▶ **Task statement**: State how many lines in the listing below include the word "name", and add nothing besides the number.

Rows from a dataset:
--- start ---

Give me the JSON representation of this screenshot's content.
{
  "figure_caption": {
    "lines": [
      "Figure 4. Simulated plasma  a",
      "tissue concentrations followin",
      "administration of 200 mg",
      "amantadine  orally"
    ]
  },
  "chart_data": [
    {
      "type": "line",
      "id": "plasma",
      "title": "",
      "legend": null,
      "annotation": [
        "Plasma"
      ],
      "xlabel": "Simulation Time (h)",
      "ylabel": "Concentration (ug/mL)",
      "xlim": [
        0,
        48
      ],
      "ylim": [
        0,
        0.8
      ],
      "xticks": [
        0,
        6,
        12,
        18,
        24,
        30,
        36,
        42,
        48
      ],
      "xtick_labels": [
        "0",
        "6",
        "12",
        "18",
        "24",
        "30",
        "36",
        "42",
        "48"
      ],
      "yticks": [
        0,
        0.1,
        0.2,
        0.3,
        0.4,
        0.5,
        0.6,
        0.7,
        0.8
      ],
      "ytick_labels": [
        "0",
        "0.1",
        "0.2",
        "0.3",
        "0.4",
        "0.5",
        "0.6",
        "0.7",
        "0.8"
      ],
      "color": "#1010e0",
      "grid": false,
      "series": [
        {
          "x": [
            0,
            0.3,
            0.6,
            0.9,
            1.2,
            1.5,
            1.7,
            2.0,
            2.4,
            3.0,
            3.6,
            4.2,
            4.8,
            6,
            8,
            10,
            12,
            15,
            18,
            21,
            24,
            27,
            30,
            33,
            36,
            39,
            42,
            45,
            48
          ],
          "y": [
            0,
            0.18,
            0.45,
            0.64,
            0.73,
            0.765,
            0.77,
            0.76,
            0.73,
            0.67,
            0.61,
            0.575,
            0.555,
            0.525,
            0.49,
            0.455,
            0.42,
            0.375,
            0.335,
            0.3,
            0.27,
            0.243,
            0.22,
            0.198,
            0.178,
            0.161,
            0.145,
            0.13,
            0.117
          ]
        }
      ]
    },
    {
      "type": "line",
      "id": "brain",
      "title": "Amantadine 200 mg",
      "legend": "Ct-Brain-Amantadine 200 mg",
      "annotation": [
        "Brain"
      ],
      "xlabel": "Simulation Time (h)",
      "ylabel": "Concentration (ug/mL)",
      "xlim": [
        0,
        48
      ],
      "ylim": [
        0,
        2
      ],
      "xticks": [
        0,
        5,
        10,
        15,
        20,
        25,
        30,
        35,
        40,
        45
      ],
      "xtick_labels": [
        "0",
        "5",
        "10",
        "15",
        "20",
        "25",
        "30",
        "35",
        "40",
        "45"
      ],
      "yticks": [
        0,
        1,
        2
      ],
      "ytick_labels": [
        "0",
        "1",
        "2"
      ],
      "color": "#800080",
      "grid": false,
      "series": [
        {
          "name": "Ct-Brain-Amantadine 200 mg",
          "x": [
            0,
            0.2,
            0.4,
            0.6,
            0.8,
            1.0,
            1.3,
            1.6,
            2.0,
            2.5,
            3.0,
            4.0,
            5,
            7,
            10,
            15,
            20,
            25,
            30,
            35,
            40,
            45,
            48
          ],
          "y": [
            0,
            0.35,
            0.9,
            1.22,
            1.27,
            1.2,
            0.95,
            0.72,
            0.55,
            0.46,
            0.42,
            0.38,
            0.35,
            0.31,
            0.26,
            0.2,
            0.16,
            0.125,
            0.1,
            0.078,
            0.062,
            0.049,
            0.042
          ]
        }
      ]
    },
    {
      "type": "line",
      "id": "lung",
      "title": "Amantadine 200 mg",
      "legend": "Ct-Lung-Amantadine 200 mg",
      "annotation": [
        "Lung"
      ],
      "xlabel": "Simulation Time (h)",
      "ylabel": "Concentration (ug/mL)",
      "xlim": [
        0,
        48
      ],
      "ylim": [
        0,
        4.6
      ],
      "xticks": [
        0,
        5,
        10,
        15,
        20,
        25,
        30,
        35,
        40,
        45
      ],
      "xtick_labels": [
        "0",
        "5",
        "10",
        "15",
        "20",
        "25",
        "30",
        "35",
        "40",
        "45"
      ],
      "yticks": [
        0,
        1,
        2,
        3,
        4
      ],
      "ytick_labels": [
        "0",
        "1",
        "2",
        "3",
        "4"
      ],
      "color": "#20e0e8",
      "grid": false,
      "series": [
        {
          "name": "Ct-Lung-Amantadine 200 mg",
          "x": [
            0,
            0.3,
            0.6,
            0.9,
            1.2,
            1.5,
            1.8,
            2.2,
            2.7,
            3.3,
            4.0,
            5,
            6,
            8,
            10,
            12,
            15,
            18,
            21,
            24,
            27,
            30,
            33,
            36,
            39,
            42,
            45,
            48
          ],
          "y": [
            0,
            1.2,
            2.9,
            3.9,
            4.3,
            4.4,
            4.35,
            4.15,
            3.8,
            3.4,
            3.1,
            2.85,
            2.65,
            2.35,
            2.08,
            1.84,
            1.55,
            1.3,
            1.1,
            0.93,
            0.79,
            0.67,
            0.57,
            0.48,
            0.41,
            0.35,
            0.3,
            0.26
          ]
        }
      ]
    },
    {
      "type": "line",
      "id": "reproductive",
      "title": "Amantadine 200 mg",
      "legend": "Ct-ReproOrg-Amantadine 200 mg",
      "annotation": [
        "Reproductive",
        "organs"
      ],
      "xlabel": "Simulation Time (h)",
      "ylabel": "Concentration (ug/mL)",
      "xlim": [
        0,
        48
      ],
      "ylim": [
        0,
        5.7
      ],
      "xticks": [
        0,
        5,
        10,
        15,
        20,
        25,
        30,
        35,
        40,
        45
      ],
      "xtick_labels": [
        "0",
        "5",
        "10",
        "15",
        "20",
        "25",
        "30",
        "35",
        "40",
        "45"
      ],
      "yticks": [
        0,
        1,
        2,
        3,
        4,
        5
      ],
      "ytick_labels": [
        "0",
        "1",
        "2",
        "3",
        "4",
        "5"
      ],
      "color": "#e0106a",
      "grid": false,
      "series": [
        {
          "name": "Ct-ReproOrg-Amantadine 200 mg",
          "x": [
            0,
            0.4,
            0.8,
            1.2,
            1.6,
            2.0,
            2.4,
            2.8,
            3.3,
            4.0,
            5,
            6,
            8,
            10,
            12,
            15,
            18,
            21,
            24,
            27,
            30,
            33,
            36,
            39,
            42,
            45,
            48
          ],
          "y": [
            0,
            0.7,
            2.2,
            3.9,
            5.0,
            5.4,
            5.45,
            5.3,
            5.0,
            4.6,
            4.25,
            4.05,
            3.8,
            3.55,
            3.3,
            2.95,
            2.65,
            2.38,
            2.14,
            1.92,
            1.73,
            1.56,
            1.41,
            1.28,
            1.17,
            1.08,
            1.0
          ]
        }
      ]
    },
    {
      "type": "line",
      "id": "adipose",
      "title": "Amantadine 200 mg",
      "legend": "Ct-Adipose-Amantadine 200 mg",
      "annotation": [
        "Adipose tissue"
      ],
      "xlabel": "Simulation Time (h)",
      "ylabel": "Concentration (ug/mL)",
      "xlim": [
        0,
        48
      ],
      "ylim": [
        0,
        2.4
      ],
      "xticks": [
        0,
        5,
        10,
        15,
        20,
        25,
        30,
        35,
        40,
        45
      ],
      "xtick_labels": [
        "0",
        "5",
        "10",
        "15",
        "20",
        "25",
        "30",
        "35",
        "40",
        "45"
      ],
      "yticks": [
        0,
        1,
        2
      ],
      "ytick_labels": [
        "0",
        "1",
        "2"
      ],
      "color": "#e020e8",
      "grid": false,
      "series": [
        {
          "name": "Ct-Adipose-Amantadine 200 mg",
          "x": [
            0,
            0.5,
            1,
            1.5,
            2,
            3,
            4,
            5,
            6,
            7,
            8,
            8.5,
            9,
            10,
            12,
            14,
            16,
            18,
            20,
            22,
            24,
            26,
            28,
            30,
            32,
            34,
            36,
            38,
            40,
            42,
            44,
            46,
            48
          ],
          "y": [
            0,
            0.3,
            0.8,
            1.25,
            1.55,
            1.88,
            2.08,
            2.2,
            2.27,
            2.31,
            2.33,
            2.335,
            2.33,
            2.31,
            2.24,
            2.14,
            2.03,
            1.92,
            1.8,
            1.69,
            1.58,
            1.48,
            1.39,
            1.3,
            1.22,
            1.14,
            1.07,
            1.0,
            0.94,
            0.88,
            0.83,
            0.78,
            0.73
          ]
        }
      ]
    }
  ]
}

--- end ---

▶ **Exercise response**: 4